::: Data rows

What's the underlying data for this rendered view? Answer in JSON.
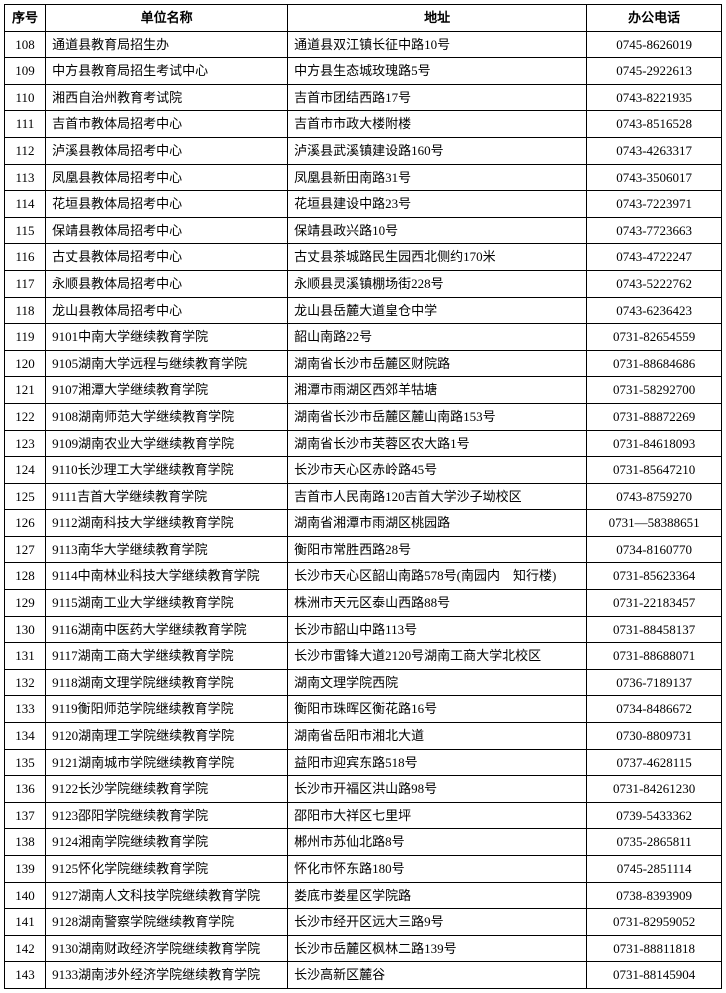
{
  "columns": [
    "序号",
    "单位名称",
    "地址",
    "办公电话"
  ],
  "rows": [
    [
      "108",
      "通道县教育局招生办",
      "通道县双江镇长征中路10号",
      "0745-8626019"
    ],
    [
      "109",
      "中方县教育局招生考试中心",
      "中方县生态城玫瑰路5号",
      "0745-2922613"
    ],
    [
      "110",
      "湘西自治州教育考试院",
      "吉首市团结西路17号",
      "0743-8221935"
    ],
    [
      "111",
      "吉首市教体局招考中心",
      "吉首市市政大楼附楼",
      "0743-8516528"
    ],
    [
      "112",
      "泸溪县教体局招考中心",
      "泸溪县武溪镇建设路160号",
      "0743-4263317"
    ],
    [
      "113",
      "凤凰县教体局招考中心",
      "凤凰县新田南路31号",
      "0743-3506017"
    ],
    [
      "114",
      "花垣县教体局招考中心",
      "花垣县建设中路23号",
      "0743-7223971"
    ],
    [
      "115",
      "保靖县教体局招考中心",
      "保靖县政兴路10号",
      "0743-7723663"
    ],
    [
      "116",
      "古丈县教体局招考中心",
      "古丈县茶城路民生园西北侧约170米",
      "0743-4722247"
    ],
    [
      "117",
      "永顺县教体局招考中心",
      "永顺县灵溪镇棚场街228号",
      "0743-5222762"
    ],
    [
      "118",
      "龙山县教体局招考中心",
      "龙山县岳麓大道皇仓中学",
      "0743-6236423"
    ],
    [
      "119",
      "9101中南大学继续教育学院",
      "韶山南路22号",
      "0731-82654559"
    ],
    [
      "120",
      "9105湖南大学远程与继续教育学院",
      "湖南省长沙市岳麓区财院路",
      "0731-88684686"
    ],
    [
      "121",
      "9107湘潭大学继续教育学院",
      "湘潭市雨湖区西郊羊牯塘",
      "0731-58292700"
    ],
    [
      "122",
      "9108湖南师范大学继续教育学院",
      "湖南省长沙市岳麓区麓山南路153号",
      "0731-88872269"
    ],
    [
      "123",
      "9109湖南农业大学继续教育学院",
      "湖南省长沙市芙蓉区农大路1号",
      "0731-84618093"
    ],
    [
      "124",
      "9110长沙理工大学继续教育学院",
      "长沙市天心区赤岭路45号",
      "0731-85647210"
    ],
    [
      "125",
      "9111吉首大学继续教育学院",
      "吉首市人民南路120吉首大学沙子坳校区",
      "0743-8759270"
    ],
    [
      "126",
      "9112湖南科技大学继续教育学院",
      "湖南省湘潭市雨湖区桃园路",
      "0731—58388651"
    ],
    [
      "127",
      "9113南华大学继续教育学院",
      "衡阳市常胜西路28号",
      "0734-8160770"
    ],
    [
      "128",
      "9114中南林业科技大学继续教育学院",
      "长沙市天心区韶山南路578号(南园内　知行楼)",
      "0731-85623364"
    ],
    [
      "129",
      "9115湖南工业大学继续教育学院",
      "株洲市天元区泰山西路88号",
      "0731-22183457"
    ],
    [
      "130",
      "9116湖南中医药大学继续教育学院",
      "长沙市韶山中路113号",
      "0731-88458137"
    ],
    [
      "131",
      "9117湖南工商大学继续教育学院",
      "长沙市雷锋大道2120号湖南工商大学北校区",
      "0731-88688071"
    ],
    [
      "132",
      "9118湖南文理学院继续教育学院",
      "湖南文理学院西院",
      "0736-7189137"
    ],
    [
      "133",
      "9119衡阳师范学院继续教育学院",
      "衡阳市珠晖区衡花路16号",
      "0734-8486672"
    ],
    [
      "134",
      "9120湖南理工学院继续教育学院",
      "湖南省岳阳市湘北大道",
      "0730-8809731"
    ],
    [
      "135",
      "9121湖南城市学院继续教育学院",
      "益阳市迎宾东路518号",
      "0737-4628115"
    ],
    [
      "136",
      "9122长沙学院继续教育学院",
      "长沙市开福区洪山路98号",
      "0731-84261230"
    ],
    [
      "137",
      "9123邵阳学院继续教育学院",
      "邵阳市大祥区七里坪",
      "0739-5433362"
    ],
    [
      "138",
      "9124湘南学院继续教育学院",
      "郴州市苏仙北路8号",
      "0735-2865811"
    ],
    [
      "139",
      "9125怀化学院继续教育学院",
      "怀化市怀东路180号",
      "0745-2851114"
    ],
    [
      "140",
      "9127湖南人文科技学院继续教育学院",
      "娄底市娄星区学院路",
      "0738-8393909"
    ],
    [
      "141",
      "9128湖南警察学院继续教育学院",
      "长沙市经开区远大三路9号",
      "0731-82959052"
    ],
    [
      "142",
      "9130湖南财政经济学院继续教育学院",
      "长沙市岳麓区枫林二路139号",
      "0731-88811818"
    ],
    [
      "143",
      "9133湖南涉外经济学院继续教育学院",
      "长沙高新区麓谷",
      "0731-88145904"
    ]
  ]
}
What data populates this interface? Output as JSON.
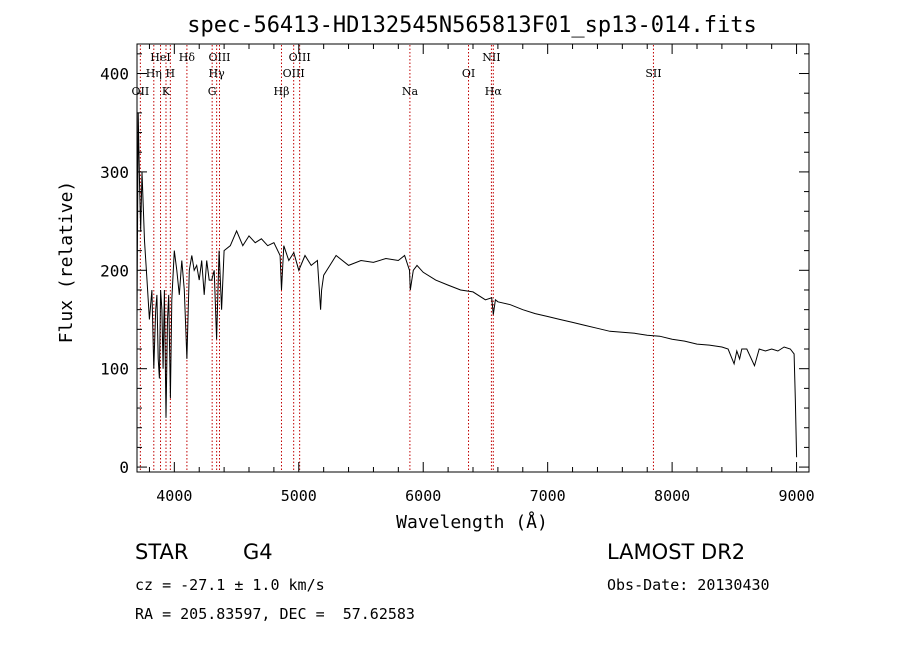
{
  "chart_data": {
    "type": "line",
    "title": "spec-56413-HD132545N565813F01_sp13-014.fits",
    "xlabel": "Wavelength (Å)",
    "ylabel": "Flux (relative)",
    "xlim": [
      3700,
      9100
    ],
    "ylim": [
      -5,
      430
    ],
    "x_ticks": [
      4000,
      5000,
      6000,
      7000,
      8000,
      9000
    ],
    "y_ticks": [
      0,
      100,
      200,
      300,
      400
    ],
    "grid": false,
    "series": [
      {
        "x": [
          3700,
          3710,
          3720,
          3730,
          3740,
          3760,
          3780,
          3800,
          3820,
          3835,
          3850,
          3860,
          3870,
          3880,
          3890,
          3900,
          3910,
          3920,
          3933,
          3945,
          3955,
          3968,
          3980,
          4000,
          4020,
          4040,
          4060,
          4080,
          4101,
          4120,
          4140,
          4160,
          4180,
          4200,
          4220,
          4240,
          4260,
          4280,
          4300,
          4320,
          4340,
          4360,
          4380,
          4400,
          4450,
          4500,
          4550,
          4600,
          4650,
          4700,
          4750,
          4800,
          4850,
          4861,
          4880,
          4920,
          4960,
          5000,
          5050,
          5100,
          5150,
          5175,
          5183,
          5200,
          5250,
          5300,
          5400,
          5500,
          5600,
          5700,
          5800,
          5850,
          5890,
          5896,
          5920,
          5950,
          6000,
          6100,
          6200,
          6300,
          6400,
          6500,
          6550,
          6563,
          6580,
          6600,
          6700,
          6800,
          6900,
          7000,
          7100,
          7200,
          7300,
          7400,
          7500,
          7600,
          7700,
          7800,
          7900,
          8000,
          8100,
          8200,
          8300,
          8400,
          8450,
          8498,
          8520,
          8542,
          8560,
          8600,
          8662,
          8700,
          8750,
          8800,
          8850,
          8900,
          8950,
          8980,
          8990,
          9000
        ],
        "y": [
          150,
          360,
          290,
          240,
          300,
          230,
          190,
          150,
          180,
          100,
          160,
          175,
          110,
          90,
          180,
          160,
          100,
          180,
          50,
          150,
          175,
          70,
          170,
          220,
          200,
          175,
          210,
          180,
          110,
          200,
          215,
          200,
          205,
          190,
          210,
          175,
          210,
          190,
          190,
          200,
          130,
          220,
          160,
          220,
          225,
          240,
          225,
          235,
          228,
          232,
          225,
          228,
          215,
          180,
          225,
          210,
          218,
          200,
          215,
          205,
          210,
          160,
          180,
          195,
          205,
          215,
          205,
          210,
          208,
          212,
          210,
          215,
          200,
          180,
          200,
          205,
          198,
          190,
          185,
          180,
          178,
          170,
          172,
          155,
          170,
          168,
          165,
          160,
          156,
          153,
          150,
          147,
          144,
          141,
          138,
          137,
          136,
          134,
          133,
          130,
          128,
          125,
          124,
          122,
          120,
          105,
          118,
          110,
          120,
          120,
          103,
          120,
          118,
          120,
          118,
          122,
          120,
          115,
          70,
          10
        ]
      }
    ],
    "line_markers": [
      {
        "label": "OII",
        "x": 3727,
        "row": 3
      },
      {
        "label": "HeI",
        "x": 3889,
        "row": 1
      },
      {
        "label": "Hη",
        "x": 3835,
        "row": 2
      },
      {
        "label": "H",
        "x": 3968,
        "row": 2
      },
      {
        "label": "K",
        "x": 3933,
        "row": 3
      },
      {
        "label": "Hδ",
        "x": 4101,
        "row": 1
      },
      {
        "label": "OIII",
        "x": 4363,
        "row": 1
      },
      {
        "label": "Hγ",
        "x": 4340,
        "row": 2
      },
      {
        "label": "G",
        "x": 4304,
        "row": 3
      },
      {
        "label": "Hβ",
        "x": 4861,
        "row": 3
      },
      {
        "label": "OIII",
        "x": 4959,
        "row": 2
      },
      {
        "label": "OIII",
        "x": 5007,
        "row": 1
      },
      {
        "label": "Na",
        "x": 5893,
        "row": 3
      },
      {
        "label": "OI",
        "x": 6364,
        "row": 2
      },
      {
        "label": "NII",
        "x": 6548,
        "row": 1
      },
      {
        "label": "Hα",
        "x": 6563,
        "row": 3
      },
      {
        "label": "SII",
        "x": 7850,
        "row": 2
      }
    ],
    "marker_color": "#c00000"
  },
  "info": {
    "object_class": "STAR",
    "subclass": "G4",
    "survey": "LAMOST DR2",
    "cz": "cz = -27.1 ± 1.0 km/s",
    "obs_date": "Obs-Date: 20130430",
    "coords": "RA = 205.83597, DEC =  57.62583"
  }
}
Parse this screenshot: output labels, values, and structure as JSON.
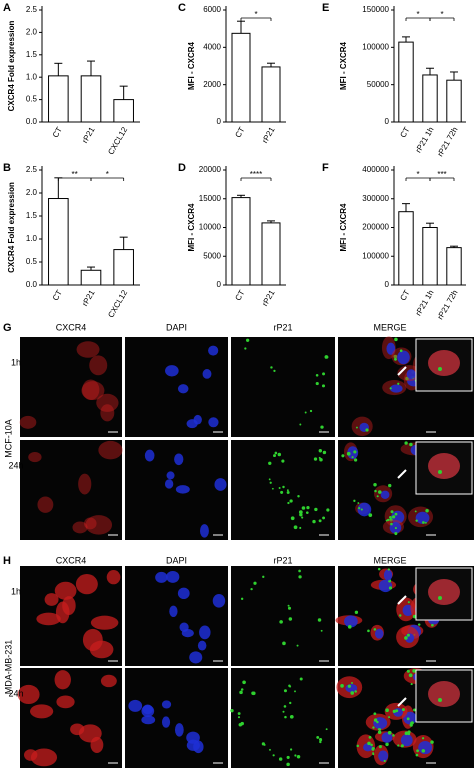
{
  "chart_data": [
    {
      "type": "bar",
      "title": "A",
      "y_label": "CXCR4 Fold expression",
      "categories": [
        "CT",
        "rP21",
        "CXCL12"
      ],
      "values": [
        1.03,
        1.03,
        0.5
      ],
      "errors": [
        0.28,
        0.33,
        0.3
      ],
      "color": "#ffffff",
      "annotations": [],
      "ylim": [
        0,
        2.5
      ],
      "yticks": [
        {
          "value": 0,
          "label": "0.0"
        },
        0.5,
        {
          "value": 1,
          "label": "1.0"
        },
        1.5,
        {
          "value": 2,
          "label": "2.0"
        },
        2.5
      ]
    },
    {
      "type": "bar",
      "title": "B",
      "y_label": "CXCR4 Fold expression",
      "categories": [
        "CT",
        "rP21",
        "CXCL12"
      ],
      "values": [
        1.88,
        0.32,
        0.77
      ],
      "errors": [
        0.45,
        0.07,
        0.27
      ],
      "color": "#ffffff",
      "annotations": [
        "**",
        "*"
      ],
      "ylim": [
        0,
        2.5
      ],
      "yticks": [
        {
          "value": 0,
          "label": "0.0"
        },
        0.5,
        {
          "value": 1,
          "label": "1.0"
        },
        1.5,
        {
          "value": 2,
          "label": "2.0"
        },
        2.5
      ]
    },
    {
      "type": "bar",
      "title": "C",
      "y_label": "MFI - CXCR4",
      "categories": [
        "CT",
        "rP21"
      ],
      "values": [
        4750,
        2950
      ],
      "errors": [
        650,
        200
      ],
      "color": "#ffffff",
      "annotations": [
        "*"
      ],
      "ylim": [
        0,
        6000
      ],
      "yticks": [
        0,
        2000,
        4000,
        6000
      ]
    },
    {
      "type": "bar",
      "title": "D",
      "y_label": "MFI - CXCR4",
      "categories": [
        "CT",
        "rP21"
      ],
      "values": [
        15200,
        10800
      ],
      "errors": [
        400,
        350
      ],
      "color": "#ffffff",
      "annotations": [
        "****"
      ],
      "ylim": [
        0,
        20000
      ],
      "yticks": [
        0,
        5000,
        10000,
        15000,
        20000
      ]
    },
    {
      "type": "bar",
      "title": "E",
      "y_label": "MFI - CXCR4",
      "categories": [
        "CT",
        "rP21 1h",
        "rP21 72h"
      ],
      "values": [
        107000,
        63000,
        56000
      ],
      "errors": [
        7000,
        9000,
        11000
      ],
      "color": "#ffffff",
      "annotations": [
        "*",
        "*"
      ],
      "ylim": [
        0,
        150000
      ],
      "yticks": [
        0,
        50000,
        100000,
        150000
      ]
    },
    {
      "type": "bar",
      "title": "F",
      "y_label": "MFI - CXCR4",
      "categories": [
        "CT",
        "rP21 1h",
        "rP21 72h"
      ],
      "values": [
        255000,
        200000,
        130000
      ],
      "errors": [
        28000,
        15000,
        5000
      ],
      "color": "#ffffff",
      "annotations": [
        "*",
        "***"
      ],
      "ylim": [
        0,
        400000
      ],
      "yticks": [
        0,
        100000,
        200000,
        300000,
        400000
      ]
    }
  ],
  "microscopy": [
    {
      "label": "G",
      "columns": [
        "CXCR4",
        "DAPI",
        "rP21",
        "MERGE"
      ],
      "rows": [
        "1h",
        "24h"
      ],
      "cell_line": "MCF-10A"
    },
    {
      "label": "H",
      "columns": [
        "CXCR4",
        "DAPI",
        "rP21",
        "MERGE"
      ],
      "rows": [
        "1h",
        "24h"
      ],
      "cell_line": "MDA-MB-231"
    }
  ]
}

::::::

Task to complete: Give the count of lines holding the word "title" and nothing more.

Solution for this task: 7